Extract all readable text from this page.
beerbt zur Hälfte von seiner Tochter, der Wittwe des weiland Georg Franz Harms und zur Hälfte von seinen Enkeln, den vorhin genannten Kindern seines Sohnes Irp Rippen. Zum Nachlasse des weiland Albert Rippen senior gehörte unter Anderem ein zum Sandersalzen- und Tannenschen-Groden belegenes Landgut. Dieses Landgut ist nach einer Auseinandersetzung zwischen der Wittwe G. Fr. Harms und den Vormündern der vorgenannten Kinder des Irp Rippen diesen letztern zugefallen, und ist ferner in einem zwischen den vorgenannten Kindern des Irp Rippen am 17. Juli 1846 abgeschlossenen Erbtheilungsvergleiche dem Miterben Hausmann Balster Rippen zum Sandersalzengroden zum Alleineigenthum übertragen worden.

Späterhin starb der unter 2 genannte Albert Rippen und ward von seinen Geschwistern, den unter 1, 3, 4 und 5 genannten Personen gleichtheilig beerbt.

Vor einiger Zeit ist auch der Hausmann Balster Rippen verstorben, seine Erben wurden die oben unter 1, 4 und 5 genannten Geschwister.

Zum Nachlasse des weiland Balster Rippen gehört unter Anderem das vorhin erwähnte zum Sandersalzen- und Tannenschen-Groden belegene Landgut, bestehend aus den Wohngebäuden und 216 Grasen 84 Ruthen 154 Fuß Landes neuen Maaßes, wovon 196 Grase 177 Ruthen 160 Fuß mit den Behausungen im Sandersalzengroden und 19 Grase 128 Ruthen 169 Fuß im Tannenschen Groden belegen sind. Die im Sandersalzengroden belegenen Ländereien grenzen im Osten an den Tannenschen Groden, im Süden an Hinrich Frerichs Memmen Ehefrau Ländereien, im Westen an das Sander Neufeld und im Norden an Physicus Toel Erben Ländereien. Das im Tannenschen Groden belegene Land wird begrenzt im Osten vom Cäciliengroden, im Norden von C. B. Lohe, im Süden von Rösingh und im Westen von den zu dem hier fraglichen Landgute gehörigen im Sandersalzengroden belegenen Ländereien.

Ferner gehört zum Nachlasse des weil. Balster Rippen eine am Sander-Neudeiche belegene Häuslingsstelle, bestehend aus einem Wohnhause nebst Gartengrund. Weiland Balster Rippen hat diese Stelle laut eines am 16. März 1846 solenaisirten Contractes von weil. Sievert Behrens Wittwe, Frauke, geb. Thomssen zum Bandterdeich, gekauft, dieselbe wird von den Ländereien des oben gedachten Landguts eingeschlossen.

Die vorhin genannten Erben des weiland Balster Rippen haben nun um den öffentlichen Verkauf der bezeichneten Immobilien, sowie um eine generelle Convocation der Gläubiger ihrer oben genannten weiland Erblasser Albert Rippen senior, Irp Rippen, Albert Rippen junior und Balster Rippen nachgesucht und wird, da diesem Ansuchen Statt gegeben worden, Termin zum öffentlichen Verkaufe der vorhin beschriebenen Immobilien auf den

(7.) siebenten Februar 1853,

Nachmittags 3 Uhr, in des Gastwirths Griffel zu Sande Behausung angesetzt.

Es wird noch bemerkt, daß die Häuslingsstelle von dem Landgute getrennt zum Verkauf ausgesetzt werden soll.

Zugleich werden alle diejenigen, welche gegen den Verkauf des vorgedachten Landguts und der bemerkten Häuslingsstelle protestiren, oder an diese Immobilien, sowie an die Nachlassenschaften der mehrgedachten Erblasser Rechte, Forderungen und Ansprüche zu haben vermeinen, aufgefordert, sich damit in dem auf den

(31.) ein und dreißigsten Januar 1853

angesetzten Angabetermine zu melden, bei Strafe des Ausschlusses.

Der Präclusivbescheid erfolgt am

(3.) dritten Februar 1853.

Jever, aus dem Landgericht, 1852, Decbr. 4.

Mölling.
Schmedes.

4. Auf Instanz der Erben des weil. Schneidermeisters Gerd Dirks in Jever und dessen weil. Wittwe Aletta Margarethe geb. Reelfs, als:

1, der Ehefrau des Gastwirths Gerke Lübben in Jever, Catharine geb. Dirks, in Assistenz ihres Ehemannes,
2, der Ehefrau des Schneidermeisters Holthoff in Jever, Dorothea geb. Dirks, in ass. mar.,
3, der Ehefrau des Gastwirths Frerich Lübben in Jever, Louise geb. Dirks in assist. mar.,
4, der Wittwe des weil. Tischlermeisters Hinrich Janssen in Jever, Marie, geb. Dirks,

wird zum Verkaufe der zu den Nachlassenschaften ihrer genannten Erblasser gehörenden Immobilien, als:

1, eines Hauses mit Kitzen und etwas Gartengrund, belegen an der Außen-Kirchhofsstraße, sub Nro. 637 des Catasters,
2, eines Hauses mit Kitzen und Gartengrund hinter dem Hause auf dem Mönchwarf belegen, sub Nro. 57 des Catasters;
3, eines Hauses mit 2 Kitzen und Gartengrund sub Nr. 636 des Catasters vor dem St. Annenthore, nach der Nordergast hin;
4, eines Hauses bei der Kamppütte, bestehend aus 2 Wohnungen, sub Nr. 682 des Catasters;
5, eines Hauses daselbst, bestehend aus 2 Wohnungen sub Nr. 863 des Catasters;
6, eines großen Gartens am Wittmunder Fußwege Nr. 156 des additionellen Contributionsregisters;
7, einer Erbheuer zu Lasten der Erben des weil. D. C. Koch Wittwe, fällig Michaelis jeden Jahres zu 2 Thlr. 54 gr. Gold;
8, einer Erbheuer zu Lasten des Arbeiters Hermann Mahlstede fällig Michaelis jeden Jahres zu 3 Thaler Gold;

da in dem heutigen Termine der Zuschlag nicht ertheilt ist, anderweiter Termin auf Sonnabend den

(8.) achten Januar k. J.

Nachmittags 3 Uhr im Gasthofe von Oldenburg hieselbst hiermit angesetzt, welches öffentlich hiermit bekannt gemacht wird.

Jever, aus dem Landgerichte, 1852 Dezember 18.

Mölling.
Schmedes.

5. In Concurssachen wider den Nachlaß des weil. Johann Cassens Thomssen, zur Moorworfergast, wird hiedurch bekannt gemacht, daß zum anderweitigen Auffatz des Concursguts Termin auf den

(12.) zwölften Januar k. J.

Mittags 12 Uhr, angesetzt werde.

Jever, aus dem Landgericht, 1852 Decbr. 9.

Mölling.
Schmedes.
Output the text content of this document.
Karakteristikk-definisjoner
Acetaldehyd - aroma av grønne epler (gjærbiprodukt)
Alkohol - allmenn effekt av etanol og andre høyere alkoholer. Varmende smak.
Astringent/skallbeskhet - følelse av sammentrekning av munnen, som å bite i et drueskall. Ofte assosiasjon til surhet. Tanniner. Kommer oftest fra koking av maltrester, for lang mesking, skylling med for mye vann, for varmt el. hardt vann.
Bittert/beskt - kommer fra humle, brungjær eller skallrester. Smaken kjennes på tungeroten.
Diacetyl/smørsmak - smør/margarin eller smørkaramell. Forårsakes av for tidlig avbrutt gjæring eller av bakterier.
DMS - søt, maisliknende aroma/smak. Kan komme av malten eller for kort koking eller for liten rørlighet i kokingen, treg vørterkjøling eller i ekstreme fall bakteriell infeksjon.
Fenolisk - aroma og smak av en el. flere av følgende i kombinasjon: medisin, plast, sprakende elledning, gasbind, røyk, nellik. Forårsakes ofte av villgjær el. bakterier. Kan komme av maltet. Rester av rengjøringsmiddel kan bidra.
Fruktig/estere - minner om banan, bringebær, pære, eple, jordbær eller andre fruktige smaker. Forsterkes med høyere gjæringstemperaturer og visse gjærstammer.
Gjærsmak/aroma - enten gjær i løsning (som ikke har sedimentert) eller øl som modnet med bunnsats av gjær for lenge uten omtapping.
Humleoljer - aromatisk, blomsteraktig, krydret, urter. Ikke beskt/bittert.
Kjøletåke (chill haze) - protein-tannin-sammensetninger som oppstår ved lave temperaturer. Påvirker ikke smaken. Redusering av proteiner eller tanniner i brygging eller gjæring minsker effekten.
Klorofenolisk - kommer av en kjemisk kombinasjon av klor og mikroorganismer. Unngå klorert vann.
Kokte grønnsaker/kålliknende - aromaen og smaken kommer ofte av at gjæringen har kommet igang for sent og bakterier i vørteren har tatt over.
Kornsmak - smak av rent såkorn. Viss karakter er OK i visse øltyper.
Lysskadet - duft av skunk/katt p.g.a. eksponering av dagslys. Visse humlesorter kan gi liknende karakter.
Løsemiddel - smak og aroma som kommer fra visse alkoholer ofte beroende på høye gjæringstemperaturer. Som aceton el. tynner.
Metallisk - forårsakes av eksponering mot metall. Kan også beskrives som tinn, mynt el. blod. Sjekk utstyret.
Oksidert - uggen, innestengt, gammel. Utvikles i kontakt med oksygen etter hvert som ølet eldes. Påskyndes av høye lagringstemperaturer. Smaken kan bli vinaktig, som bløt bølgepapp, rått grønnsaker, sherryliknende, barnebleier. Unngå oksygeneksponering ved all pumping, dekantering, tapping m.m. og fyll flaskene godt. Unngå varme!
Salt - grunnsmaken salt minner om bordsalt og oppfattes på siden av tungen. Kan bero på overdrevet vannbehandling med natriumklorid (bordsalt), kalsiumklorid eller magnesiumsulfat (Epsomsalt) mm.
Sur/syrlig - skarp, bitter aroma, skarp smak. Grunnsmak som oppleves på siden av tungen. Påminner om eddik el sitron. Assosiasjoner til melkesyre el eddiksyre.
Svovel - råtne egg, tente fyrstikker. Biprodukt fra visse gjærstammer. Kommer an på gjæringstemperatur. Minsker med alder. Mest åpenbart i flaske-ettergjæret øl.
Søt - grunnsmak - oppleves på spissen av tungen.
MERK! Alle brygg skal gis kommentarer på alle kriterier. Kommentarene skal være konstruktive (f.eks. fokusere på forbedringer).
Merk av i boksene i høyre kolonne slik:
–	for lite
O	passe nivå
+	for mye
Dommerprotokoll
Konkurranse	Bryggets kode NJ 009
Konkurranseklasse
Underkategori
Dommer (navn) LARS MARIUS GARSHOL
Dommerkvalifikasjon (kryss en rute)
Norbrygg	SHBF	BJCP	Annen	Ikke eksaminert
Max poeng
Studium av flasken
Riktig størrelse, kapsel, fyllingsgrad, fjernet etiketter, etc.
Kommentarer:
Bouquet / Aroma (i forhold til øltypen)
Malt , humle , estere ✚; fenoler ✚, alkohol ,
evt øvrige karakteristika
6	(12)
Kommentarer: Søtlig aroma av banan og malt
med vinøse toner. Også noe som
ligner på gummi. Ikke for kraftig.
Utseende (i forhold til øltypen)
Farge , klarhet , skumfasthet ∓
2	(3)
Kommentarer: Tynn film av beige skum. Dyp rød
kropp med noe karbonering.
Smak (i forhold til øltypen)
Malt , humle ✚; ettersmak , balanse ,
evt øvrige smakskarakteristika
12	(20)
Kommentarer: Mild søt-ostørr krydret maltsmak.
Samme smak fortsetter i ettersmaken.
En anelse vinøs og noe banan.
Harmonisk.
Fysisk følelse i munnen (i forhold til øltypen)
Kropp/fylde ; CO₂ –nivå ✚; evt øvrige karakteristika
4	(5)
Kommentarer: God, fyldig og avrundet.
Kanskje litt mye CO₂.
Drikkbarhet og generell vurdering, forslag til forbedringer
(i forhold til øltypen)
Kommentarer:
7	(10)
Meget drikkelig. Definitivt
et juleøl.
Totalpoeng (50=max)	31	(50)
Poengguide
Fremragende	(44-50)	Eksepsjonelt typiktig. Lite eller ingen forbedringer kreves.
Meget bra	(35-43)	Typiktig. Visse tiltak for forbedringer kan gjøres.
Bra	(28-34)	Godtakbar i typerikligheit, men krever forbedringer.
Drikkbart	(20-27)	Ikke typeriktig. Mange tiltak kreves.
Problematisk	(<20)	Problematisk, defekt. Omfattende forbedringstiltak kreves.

════════

_Problem statement_:
Show every line of the material that includes the string "gjærstammer".

_Answer for this exercise_:
Fruktig/estere - minner om banan, bringebær, pære, eple, jordbær eller andre fruktige smaker. Forsterkes med høyere gjæringstemperaturer og visse gjærstammer.
Svovel - råtne egg, tente fyrstikker. Biprodukt fra visse gjærstammer. Kommer an på gjæringstemperatur. Minsker med alder. Mest åpenbart i flaske-ettergjæret øl.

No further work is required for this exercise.